>> Start Supplied data

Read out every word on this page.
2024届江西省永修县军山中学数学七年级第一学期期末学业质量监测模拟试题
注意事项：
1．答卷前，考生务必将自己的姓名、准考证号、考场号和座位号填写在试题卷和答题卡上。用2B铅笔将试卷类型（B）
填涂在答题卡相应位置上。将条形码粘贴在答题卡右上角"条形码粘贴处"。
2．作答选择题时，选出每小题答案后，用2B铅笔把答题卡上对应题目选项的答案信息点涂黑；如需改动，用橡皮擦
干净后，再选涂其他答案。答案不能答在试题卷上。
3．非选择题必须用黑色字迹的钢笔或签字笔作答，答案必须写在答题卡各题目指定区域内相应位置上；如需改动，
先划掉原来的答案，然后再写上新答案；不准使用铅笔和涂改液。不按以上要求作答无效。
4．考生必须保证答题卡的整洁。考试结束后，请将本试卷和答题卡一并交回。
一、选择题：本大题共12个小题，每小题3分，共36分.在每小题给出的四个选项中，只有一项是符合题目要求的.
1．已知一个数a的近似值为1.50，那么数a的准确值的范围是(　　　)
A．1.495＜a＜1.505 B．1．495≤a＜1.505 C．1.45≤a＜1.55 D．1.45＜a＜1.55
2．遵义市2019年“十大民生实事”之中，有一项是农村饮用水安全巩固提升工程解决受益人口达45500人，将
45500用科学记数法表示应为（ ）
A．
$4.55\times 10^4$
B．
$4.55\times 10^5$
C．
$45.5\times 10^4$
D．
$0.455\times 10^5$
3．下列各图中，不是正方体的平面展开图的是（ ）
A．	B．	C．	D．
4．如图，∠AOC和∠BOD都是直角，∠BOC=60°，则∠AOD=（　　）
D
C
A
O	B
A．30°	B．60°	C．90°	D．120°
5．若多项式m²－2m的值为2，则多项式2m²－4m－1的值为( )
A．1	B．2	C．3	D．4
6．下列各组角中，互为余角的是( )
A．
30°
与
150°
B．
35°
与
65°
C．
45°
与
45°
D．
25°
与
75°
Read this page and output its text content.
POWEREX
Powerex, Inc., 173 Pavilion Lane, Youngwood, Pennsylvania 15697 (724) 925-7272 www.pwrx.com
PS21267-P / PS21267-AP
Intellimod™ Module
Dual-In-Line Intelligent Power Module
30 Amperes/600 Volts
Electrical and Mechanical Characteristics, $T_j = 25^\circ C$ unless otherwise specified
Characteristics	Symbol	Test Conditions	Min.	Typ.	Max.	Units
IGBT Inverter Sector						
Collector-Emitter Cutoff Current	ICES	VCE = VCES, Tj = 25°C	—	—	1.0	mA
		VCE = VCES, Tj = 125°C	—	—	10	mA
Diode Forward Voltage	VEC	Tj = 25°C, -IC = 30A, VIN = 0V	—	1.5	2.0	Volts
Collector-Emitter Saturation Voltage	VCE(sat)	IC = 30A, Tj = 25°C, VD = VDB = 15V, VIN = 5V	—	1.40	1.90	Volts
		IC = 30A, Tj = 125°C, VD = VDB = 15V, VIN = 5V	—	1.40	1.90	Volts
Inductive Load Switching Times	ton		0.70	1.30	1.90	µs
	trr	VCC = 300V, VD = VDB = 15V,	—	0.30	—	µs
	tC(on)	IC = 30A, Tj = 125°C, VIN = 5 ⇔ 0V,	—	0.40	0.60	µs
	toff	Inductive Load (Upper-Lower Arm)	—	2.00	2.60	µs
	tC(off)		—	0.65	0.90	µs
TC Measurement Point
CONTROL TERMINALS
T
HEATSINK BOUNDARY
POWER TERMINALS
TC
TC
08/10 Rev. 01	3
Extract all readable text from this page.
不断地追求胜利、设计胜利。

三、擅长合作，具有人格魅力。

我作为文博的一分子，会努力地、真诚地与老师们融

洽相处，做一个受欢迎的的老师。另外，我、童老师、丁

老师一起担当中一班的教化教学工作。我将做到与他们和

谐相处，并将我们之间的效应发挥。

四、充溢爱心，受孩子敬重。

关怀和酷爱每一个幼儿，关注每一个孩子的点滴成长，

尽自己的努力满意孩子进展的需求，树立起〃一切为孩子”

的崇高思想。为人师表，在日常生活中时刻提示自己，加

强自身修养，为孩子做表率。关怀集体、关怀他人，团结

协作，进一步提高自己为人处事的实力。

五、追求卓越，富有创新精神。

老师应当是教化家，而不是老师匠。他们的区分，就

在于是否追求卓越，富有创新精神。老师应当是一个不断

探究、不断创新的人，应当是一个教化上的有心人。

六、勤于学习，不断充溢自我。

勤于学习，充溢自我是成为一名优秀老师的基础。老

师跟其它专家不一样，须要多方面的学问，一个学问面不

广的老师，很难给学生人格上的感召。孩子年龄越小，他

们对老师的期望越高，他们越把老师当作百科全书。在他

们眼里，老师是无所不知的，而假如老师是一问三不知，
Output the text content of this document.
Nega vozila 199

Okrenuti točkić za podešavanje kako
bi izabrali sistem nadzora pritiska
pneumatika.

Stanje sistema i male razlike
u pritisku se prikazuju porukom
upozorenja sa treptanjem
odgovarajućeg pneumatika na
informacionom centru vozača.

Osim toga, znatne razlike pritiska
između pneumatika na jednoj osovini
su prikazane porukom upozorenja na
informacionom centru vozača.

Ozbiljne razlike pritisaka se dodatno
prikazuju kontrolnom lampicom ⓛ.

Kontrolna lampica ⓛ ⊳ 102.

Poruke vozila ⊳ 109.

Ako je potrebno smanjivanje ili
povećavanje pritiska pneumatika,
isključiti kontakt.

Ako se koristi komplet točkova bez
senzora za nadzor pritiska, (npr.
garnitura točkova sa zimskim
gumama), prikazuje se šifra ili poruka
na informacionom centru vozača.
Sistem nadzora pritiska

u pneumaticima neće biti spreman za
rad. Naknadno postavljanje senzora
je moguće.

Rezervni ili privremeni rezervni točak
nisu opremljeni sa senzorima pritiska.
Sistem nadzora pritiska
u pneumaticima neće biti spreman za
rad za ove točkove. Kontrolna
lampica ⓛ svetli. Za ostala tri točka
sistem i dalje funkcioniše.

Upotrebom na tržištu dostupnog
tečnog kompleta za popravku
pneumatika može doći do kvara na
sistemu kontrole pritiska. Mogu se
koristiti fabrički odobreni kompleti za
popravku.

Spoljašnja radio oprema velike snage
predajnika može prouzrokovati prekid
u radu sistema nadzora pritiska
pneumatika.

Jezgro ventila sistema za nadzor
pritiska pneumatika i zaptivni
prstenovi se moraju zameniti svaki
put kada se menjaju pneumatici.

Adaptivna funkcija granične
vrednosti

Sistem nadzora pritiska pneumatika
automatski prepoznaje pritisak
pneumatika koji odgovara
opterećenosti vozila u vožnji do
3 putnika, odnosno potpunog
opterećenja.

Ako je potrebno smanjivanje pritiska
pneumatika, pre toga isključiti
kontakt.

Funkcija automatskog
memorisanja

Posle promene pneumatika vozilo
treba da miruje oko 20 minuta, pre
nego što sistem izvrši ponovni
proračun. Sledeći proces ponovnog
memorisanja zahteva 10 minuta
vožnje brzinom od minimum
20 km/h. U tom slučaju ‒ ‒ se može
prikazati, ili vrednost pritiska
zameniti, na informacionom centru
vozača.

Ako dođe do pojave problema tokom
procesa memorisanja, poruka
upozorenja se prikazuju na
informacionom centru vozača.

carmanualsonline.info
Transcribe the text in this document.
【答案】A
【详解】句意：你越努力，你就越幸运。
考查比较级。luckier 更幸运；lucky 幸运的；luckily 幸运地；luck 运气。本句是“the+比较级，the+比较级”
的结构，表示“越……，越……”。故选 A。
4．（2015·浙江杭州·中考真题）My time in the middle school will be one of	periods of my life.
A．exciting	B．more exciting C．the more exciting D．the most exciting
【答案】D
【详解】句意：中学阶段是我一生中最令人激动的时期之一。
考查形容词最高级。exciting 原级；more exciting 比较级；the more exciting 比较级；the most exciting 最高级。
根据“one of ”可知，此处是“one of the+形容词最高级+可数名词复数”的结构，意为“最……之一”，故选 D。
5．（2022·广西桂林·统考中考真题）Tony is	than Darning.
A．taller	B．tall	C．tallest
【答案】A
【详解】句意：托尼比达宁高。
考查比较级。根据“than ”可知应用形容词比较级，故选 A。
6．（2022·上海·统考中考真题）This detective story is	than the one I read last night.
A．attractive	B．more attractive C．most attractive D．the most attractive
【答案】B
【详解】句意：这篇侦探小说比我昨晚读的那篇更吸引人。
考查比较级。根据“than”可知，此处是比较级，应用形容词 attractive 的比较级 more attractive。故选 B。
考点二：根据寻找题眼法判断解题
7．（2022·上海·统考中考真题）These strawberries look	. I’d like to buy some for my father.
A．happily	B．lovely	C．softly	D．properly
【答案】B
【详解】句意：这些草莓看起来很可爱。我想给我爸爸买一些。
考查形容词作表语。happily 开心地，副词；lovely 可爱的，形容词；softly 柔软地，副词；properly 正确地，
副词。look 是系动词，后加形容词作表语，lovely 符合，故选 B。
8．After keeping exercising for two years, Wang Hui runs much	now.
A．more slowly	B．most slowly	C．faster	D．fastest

>> End Supplied data

» Given instruction
Using the records above, pull out each line where the word "lampica" occurs.

» Final answer
Kontrolna lampica ⓛ ⊳ 102.
lampica ⓛ svetli. Za ostala tri točka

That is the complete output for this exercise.